§ **Instruction**
Gather every line that includes the word "bool", please.

Records excerpted from a collection:
********************

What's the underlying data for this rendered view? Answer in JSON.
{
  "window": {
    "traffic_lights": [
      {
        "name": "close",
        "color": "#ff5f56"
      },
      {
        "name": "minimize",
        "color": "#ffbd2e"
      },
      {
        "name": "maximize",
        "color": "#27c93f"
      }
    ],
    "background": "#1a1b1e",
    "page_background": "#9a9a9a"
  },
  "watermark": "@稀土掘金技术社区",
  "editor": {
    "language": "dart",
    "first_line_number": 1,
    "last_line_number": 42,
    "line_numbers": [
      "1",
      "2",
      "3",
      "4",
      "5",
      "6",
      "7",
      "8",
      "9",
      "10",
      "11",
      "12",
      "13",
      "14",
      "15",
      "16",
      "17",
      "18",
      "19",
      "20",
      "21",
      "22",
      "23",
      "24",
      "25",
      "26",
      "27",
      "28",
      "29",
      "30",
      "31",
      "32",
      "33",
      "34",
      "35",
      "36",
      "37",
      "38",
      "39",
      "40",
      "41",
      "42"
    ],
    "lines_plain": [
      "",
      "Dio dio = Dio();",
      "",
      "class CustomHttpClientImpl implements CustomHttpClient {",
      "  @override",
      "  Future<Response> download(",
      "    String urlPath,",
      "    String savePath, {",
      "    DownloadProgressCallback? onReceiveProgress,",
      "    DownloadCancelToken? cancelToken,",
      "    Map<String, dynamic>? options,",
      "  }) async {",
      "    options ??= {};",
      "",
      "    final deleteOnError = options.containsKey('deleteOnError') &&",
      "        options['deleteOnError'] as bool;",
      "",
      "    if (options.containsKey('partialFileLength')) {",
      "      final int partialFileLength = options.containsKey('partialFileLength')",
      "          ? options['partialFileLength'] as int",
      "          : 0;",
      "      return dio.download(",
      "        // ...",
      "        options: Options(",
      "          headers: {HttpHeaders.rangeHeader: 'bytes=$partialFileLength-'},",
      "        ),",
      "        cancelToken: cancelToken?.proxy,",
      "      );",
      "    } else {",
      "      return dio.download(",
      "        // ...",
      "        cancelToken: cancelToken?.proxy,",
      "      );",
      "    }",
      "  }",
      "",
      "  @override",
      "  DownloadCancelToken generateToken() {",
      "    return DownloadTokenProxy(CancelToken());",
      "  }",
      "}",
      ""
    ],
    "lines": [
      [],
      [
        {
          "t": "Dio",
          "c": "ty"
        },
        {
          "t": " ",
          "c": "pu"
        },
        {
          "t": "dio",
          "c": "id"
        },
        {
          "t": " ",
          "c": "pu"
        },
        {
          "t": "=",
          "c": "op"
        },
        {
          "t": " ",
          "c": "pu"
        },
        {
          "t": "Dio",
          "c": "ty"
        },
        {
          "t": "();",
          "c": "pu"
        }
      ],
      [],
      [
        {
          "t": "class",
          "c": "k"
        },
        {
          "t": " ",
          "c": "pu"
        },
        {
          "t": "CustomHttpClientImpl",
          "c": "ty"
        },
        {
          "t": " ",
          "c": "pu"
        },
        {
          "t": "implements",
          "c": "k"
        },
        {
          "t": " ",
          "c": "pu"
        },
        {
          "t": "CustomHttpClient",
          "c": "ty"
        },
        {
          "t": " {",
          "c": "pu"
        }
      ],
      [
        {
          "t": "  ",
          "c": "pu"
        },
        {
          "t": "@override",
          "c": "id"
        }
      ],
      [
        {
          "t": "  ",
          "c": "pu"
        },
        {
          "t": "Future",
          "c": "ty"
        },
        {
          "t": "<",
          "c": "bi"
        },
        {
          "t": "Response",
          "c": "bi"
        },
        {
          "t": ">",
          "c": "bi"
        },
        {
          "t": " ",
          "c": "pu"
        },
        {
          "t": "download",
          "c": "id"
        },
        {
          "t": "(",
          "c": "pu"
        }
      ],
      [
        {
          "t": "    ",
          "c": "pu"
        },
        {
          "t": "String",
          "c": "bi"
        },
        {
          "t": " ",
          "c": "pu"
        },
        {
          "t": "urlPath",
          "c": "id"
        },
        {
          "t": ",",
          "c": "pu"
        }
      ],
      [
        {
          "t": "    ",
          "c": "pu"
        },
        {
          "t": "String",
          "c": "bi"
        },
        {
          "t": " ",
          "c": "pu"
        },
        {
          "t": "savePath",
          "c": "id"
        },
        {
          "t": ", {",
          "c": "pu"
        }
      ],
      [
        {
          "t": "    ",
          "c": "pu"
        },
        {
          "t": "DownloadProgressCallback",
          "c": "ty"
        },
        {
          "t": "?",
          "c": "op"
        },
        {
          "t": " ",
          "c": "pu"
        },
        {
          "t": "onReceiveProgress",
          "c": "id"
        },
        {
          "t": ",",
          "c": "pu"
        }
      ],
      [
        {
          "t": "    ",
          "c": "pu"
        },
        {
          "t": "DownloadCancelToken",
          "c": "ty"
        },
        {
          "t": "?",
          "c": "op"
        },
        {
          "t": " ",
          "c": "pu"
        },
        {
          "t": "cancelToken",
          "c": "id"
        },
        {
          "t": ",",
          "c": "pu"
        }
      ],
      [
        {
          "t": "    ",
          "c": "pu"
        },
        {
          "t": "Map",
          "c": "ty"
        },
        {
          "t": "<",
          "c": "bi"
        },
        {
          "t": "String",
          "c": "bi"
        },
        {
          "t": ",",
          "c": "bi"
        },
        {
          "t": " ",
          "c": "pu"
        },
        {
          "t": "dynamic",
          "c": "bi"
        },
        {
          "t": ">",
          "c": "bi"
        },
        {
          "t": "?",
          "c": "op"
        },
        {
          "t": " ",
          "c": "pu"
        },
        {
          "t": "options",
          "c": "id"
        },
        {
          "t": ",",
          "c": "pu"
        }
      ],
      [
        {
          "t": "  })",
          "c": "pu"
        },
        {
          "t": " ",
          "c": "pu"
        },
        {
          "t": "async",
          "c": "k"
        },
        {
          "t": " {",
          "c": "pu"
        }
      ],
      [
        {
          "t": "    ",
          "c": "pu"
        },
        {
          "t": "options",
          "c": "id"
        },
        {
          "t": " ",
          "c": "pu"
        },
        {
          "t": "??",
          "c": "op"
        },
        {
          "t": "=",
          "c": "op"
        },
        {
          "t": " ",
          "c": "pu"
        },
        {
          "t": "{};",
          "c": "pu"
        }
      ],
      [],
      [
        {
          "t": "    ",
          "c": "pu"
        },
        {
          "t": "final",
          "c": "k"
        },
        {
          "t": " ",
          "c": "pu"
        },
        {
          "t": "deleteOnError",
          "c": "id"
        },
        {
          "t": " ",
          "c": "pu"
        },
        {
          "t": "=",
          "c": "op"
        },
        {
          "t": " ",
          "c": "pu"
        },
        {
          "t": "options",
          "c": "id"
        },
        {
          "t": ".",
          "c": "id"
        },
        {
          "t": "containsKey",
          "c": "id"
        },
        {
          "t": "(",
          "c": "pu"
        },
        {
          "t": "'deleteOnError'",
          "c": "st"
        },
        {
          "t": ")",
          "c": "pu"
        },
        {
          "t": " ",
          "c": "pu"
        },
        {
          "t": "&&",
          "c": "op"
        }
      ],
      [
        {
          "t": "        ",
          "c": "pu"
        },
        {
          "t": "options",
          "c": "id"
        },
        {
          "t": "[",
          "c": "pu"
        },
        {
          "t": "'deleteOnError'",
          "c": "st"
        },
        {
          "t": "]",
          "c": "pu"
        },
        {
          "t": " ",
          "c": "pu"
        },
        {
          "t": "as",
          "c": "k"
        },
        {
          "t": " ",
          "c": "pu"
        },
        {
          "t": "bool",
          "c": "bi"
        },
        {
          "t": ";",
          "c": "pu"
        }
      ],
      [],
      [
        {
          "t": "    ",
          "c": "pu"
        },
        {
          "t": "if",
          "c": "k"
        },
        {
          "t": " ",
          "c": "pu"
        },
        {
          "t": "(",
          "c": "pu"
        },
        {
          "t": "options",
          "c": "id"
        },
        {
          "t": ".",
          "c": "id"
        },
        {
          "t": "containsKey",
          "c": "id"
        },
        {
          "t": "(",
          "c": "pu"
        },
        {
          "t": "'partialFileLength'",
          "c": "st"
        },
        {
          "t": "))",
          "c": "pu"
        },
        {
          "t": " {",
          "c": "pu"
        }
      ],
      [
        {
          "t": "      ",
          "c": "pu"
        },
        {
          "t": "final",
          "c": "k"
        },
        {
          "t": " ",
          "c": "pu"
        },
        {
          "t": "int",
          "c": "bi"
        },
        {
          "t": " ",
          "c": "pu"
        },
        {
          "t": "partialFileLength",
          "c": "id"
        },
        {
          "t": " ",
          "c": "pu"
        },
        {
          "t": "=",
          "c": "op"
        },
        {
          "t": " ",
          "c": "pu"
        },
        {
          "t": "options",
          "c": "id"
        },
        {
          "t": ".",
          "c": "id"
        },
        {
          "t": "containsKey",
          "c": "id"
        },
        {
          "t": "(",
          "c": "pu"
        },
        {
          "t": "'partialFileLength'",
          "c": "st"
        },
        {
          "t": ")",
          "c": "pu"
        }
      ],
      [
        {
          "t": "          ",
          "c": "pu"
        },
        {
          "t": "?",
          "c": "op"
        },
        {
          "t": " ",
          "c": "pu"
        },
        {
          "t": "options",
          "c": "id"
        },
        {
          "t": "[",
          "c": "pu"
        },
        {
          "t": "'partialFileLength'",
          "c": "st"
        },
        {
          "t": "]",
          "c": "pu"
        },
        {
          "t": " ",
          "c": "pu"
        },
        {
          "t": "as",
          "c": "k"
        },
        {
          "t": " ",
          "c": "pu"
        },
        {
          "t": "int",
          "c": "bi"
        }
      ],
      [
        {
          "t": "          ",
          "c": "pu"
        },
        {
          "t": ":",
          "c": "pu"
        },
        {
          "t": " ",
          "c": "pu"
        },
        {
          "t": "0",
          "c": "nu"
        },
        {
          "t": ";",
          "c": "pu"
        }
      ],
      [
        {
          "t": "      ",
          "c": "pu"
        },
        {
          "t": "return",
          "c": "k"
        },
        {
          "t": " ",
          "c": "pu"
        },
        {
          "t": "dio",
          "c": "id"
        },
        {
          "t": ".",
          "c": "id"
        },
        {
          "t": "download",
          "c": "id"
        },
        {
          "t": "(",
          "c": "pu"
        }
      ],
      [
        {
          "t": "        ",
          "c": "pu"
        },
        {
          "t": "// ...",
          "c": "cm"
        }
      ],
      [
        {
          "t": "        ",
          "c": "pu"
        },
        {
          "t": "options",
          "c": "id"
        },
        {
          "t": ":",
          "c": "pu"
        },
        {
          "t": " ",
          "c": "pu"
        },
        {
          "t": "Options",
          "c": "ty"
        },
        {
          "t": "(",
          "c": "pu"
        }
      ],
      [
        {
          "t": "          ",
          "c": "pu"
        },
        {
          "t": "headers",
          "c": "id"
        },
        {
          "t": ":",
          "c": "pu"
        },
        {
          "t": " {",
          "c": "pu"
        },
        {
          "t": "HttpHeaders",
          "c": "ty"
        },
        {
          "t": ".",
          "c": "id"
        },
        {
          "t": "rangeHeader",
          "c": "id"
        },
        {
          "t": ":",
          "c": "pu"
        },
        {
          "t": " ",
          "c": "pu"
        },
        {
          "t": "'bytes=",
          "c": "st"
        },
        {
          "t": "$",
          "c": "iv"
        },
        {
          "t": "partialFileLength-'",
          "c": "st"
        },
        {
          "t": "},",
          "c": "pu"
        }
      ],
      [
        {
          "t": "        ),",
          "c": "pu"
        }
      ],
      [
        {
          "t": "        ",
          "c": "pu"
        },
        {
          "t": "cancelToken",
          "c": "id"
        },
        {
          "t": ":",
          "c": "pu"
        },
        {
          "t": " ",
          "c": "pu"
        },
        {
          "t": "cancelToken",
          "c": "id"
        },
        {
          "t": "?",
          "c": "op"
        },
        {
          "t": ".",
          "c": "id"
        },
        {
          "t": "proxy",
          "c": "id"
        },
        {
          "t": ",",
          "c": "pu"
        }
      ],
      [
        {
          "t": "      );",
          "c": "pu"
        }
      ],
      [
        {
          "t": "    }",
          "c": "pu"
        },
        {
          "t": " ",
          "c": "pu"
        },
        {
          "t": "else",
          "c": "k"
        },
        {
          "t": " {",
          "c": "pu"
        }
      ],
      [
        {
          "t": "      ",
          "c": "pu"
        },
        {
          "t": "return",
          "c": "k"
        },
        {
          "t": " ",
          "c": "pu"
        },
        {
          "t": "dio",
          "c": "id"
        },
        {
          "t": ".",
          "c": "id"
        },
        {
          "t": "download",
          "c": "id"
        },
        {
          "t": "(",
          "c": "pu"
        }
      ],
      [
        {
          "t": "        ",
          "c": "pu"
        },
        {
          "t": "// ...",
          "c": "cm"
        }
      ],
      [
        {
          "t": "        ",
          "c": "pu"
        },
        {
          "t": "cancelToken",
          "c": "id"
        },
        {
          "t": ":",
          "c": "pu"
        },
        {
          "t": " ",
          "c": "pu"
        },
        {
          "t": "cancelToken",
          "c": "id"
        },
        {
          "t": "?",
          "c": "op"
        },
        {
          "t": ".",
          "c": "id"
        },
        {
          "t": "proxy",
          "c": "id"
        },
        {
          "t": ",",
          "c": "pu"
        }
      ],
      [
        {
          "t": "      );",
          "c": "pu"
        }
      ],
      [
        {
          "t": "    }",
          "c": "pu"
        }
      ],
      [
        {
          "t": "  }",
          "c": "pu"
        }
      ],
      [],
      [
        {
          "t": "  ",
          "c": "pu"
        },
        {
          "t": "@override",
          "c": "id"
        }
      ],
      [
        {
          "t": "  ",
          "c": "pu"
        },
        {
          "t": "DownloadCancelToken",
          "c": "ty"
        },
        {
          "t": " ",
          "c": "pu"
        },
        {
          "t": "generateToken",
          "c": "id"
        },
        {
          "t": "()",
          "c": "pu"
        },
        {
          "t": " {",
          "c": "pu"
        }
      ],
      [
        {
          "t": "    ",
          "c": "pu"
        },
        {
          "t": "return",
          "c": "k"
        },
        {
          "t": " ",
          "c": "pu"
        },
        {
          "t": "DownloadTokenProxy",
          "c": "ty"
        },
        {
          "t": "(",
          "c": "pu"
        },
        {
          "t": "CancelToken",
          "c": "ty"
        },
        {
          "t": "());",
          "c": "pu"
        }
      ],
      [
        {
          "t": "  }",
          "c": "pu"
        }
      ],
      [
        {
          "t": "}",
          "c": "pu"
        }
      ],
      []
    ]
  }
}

********************

§ **Full output**
      "        options['deleteOnError'] as bool;",
          "t": "bool",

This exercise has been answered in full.